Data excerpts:
•••

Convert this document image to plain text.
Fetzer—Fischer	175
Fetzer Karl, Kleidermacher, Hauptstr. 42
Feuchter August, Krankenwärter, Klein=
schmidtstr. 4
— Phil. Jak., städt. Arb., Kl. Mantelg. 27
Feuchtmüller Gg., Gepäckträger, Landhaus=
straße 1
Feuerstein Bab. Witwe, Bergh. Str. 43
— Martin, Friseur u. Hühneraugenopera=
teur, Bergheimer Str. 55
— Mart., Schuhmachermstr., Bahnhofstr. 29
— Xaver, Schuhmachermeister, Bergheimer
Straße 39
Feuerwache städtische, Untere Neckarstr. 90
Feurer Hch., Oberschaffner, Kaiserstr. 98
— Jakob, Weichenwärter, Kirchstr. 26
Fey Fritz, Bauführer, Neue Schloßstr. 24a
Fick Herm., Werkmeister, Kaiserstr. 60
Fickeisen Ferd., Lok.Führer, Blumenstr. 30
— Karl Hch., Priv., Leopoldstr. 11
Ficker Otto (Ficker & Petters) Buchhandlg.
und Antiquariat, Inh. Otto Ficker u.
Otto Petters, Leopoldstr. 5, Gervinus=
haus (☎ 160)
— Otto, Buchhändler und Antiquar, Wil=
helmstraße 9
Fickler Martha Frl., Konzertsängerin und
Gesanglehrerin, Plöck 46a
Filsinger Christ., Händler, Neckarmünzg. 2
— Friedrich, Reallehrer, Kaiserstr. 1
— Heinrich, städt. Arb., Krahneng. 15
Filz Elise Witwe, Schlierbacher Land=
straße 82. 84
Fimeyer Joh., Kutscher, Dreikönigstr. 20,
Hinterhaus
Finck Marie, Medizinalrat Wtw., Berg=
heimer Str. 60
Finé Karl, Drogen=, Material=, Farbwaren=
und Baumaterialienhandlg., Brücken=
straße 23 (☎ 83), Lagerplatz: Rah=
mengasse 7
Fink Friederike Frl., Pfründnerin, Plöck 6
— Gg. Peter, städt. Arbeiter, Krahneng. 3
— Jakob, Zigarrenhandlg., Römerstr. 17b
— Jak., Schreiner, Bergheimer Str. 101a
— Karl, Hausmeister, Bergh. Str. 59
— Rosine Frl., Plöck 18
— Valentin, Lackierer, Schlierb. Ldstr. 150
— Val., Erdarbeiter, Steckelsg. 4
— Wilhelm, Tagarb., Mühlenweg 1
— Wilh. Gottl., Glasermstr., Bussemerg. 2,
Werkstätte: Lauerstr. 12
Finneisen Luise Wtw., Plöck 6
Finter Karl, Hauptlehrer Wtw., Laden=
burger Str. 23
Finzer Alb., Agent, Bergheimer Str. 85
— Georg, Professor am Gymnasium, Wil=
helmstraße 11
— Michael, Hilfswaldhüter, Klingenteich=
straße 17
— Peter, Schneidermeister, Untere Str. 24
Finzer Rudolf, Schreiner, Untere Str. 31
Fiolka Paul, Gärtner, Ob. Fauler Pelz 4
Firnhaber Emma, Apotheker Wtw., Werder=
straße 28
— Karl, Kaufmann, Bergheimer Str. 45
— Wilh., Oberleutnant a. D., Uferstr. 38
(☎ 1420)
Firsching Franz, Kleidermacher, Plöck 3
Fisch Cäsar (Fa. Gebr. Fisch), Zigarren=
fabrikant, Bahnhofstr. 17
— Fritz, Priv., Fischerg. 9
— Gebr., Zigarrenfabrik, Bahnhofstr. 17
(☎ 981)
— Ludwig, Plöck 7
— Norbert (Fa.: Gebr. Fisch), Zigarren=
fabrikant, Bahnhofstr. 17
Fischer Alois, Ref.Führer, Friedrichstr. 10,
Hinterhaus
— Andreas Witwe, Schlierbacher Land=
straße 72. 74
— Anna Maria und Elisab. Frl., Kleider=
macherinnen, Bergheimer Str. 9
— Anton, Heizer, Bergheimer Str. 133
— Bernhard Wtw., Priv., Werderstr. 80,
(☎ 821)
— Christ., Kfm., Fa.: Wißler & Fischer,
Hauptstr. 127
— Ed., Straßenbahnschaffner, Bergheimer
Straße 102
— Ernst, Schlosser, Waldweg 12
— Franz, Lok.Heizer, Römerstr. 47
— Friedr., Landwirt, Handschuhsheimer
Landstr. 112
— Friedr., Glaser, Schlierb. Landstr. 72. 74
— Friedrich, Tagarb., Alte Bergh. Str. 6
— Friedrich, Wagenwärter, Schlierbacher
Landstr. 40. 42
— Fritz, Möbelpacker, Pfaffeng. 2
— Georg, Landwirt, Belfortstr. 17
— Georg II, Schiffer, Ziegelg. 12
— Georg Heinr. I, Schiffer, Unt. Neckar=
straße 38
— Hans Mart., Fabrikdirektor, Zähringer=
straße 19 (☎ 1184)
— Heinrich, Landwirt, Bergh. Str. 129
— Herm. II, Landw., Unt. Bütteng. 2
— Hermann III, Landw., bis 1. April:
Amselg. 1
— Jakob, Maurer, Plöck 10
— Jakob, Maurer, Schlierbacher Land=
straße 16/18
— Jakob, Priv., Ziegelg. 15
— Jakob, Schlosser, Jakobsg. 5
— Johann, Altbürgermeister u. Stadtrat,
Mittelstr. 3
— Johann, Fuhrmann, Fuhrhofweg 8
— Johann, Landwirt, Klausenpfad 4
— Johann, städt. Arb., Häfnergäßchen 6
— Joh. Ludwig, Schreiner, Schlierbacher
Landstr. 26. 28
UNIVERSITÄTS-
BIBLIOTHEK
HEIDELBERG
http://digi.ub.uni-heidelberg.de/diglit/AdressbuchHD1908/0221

•••

Set exercise
All lines in the data that contain the word "Schlierbacher" should be copied.

Finished task
Filz Elise Witwe, Schlierbacher Land=
— Andreas Witwe, Schlierbacher Land=
— Friedrich, Wagenwärter, Schlierbacher
— Jakob, Maurer, Schlierbacher Land=
— Joh. Ludwig, Schreiner, Schlierbacher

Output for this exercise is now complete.